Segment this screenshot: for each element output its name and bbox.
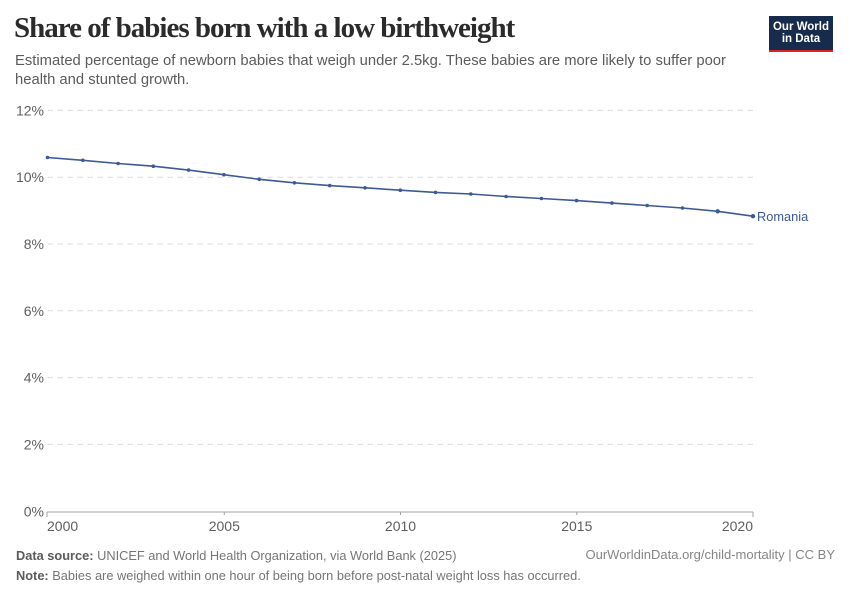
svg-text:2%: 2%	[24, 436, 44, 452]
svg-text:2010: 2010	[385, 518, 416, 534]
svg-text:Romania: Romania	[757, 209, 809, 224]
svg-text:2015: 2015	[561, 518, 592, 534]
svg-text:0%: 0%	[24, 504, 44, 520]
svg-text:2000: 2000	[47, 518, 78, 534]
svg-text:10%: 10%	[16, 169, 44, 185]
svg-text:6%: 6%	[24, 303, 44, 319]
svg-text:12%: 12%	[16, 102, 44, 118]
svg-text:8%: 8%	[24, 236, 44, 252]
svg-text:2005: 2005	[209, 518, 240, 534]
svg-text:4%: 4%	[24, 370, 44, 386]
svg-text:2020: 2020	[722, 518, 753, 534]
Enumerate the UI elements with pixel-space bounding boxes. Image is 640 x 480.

----------------------------------------

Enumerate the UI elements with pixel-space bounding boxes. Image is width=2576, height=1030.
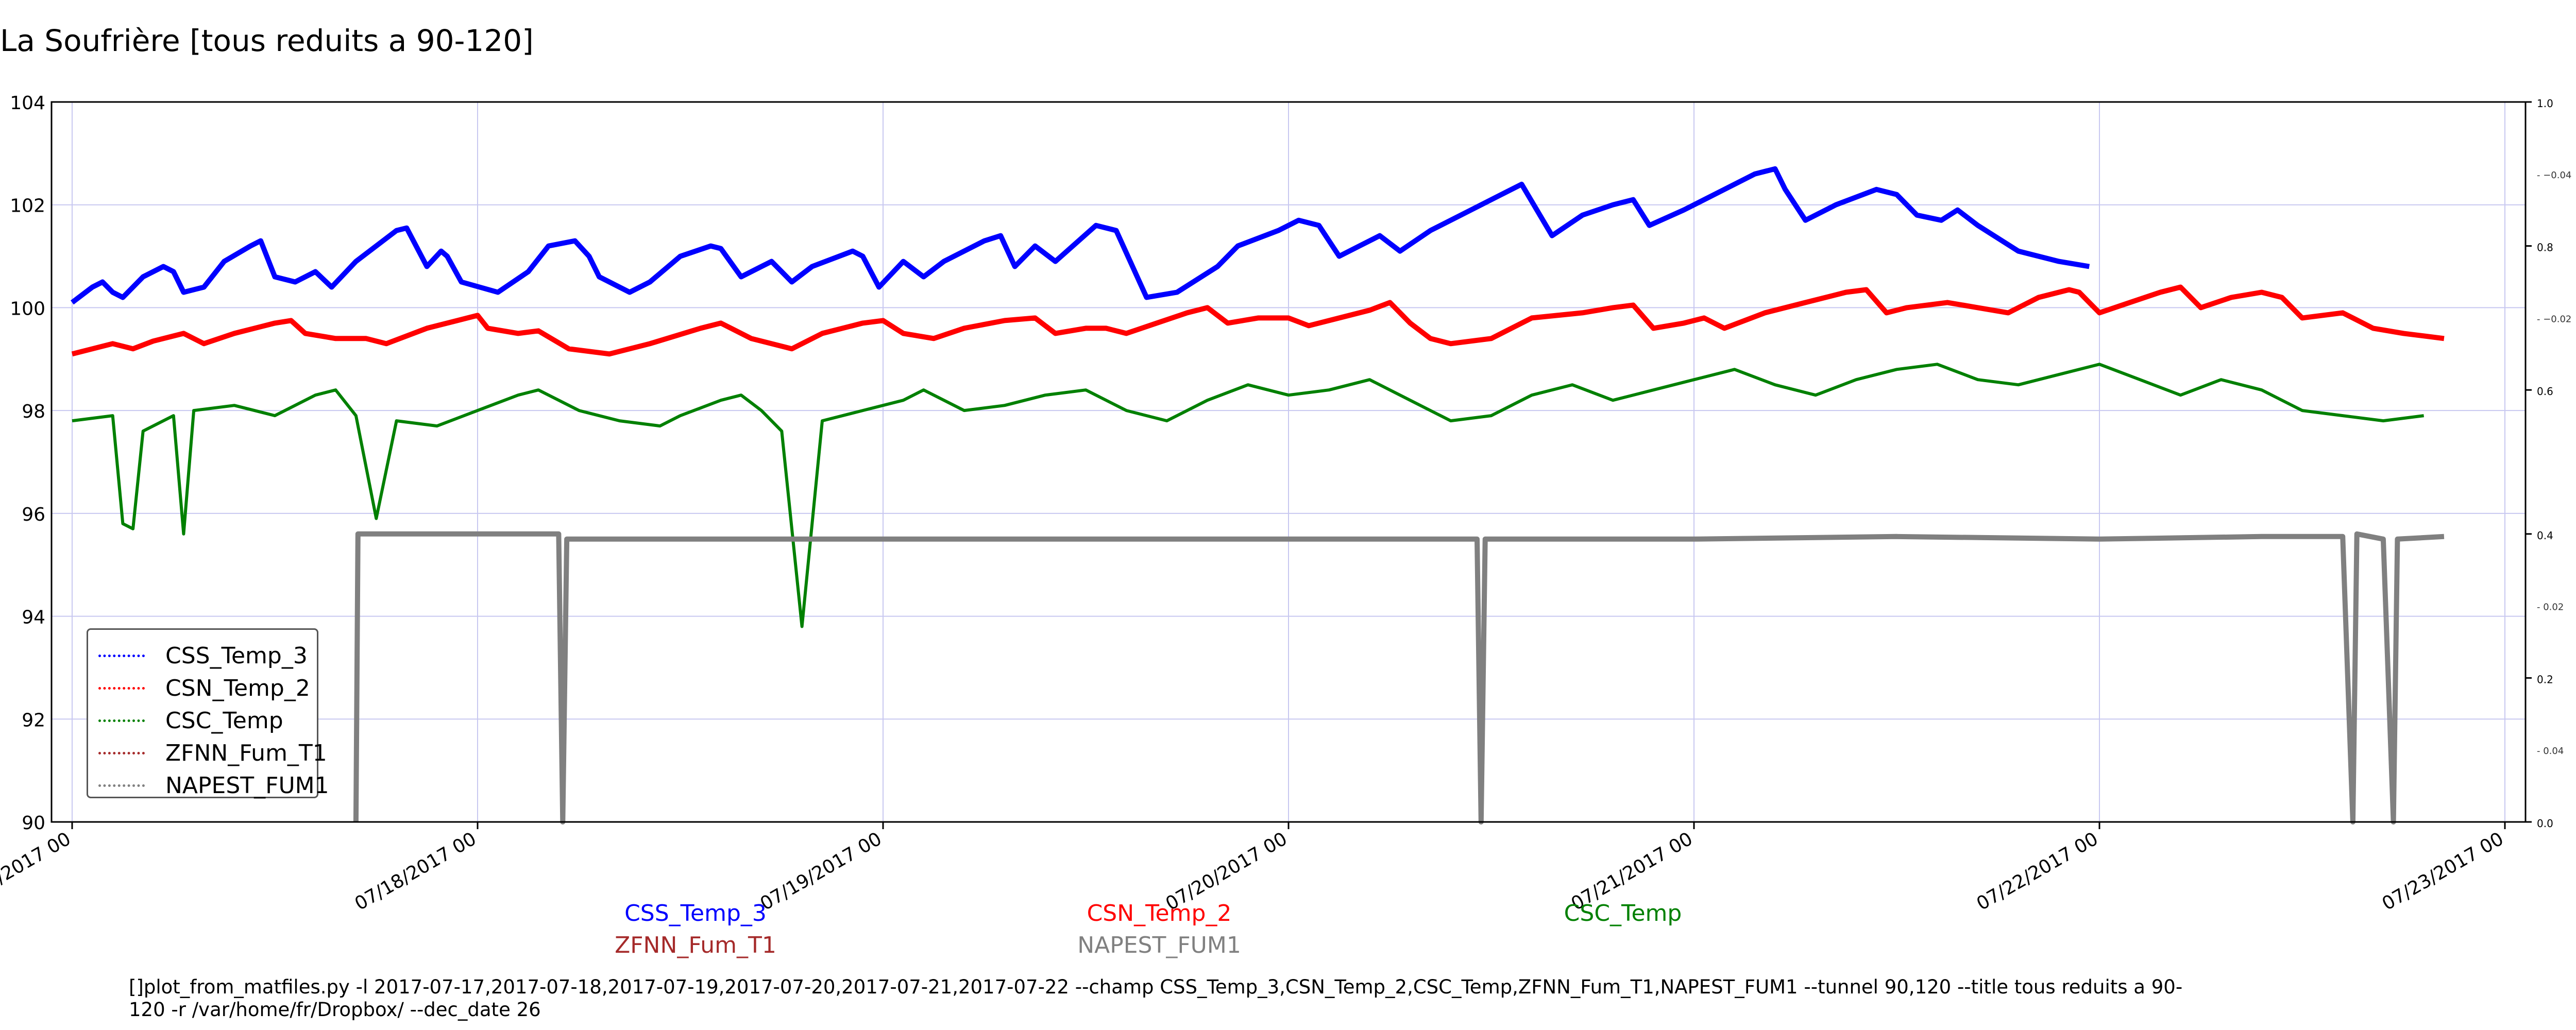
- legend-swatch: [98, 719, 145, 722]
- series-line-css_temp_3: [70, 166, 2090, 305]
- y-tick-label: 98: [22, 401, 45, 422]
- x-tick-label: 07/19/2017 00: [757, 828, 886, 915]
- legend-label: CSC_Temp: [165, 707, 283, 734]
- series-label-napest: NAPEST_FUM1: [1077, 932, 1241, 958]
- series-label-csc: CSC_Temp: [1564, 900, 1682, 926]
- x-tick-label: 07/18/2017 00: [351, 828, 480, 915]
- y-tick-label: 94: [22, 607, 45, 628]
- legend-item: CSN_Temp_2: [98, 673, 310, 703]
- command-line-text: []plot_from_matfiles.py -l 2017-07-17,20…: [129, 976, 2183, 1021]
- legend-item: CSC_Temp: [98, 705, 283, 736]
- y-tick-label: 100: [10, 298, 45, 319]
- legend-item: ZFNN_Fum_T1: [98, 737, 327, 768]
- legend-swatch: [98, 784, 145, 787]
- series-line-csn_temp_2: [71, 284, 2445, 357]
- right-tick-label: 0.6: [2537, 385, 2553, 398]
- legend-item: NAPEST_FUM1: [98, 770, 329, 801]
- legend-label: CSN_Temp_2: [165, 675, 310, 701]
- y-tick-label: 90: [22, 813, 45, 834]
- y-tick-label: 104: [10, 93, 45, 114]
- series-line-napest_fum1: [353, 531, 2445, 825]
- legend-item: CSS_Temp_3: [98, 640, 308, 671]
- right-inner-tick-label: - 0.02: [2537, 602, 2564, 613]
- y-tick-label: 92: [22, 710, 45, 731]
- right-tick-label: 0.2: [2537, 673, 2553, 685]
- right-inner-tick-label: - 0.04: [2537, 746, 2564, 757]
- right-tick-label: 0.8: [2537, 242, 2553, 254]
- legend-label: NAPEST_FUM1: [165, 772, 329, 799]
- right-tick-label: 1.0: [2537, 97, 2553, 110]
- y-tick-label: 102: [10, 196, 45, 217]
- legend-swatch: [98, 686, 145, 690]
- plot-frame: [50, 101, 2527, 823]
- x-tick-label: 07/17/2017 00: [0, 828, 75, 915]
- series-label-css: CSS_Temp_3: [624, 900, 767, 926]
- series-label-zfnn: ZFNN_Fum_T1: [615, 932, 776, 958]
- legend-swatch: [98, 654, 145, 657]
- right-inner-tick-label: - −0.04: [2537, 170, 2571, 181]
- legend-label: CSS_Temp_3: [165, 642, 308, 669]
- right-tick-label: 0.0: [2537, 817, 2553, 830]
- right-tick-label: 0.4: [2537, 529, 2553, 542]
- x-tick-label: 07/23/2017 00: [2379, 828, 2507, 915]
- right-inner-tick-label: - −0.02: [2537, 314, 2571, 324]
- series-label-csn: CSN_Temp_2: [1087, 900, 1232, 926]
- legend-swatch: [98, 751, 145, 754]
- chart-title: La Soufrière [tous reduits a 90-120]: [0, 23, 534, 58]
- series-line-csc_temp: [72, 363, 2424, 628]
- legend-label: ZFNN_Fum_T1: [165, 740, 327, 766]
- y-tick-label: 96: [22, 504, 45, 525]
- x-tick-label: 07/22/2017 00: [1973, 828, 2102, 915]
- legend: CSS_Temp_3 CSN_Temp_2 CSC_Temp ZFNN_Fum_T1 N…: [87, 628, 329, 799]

----------------------------------------

# WHAT YOU SHOULD DO:
Write out word for word the lines starting with the one that contains "Segment this screenshot: for" and going on through the one that contains "is 640 x 480.", leaving out the pictures.

# ANSWER TO THIS PROBLEM:
Segment this screenshot: for each element output its name and bbox.
svg-text:2%: 2%	[24, 436, 44, 452]
svg-text:2010: 2010	[385, 518, 416, 534]
svg-text:Romania: Romania	[757, 209, 809, 224]
svg-text:2015: 2015	[561, 518, 592, 534]
svg-text:0%: 0%	[24, 504, 44, 520]
svg-text:2000: 2000	[47, 518, 78, 534]
svg-text:10%: 10%	[16, 169, 44, 185]
svg-text:6%: 6%	[24, 303, 44, 319]
svg-text:12%: 12%	[16, 102, 44, 118]
svg-text:8%: 8%	[24, 236, 44, 252]
svg-text:2005: 2005	[209, 518, 240, 534]
svg-text:4%: 4%	[24, 370, 44, 386]
svg-text:2020: 2020	[722, 518, 753, 534]
Enumerate the UI elements with pixel-space bounding boxes. Image is 640 x 480.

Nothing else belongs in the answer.